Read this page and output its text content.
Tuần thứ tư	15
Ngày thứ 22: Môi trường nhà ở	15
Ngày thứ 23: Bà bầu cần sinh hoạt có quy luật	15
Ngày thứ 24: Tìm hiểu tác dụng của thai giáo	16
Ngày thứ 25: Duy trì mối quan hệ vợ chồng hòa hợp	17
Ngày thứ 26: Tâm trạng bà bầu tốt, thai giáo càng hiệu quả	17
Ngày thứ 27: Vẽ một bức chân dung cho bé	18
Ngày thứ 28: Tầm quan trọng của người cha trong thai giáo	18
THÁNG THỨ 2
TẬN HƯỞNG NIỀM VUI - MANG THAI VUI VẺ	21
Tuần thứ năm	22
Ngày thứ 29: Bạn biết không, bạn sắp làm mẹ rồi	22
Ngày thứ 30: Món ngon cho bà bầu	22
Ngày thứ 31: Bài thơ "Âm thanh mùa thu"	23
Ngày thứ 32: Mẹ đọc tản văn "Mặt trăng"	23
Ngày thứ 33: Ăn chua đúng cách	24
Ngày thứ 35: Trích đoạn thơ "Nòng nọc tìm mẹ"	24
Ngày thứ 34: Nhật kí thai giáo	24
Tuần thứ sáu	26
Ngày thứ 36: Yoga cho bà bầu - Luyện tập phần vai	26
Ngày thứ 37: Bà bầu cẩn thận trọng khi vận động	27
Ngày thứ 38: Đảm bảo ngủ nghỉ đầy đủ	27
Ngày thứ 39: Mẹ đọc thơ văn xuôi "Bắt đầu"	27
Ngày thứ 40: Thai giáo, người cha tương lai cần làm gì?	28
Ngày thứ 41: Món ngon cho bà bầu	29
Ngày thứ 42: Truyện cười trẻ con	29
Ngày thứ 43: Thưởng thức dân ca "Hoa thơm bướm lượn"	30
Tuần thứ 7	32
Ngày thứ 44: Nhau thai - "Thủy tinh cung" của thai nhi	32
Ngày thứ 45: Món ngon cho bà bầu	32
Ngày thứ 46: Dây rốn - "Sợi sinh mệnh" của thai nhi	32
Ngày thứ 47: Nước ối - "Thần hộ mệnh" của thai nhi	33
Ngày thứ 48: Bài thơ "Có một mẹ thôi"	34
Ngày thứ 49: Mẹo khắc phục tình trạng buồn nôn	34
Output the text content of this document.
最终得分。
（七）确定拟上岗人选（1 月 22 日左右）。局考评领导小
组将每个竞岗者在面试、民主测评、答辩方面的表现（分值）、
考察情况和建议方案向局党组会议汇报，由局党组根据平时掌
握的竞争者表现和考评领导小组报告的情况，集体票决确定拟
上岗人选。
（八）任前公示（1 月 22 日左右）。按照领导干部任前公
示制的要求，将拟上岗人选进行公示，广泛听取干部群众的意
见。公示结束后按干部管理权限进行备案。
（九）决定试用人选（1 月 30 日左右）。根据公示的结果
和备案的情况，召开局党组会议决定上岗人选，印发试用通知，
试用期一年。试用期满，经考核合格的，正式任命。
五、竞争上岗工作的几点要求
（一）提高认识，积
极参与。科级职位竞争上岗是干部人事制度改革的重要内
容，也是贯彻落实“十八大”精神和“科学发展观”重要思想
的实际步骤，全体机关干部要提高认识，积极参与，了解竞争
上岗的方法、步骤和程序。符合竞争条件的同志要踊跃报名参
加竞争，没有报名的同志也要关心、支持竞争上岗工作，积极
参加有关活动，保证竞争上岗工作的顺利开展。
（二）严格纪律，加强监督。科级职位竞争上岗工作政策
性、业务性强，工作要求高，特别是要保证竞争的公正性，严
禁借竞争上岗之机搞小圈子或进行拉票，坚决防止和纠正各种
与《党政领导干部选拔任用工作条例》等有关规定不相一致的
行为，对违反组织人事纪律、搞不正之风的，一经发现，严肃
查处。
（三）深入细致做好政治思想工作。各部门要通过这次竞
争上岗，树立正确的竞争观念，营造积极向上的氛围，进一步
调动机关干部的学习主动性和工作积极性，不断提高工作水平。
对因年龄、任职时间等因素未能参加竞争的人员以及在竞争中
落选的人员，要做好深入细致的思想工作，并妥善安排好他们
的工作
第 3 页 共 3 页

* * * * *

■ Brief
Retype each record exactly, leaving nothing out.

■ Answer
Read this page and output its text content.
Tuần thứ tư	15
Ngày thứ 22: Môi trường nhà ở	15
Ngày thứ 23: Bà bầu cần sinh hoạt có quy luật	15
Ngày thứ 24: Tìm hiểu tác dụng của thai giáo	16
Ngày thứ 25: Duy trì mối quan hệ vợ chồng hòa hợp	17
Ngày thứ 26: Tâm trạng bà bầu tốt, thai giáo càng hiệu quả	17
Ngày thứ 27: Vẽ một bức chân dung cho bé	18
Ngày thứ 28: Tầm quan trọng của người cha trong thai giáo	18
THÁNG THỨ 2
TẬN HƯỞNG NIỀM VUI - MANG THAI VUI VẺ	21
Tuần thứ năm	22
Ngày thứ 29: Bạn biết không, bạn sắp làm mẹ rồi	22
Ngày thứ 30: Món ngon cho bà bầu	22
Ngày thứ 31: Bài thơ "Âm thanh mùa thu"	23
Ngày thứ 32: Mẹ đọc tản văn "Mặt trăng"	23
Ngày thứ 33: Ăn chua đúng cách	24
Ngày thứ 35: Trích đoạn thơ "Nòng nọc tìm mẹ"	24
Ngày thứ 34: Nhật kí thai giáo	24
Tuần thứ sáu	26
Ngày thứ 36: Yoga cho bà bầu - Luyện tập phần vai	26
Ngày thứ 37: Bà bầu cẩn thận trọng khi vận động	27
Ngày thứ 38: Đảm bảo ngủ nghỉ đầy đủ	27
Ngày thứ 39: Mẹ đọc thơ văn xuôi "Bắt đầu"	27
Ngày thứ 40: Thai giáo, người cha tương lai cần làm gì?	28
Ngày thứ 41: Món ngon cho bà bầu	29
Ngày thứ 42: Truyện cười trẻ con	29
Ngày thứ 43: Thưởng thức dân ca "Hoa thơm bướm lượn"	30
Tuần thứ 7	32
Ngày thứ 44: Nhau thai - "Thủy tinh cung" của thai nhi	32
Ngày thứ 45: Món ngon cho bà bầu	32
Ngày thứ 46: Dây rốn - "Sợi sinh mệnh" của thai nhi	32
Ngày thứ 47: Nước ối - "Thần hộ mệnh" của thai nhi	33
Ngày thứ 48: Bài thơ "Có một mẹ thôi"	34
Ngày thứ 49: Mẹo khắc phục tình trạng buồn nôn	34
Output the text content of this document.
最终得分。
（七）确定拟上岗人选（1 月 22 日左右）。局考评领导小
组将每个竞岗者在面试、民主测评、答辩方面的表现（分值）、
考察情况和建议方案向局党组会议汇报，由局党组根据平时掌
握的竞争者表现和考评领导小组报告的情况，集体票决确定拟
上岗人选。
（八）任前公示（1 月 22 日左右）。按照领导干部任前公
示制的要求，将拟上岗人选进行公示，广泛听取干部群众的意
见。公示结束后按干部管理权限进行备案。
（九）决定试用人选（1 月 30 日左右）。根据公示的结果
和备案的情况，召开局党组会议决定上岗人选，印发试用通知，
试用期一年。试用期满，经考核合格的，正式任命。
五、竞争上岗工作的几点要求
（一）提高认识，积
极参与。科级职位竞争上岗是干部人事制度改革的重要内
容，也是贯彻落实“十八大”精神和“科学发展观”重要思想
的实际步骤，全体机关干部要提高认识，积极参与，了解竞争
上岗的方法、步骤和程序。符合竞争条件的同志要踊跃报名参
加竞争，没有报名的同志也要关心、支持竞争上岗工作，积极
参加有关活动，保证竞争上岗工作的顺利开展。
（二）严格纪律，加强监督。科级职位竞争上岗工作政策
性、业务性强，工作要求高，特别是要保证竞争的公正性，严
禁借竞争上岗之机搞小圈子或进行拉票，坚决防止和纠正各种
与《党政领导干部选拔任用工作条例》等有关规定不相一致的
行为，对违反组织人事纪律、搞不正之风的，一经发现，严肃
查处。
（三）深入细致做好政治思想工作。各部门要通过这次竞
争上岗，树立正确的竞争观念，营造积极向上的氛围，进一步
调动机关干部的学习主动性和工作积极性，不断提高工作水平。
对因年龄、任职时间等因素未能参加竞争的人员以及在竞争中
落选的人员，要做好深入细致的思想工作，并妥善安排好他们
的工作
第 3 页 共 3 页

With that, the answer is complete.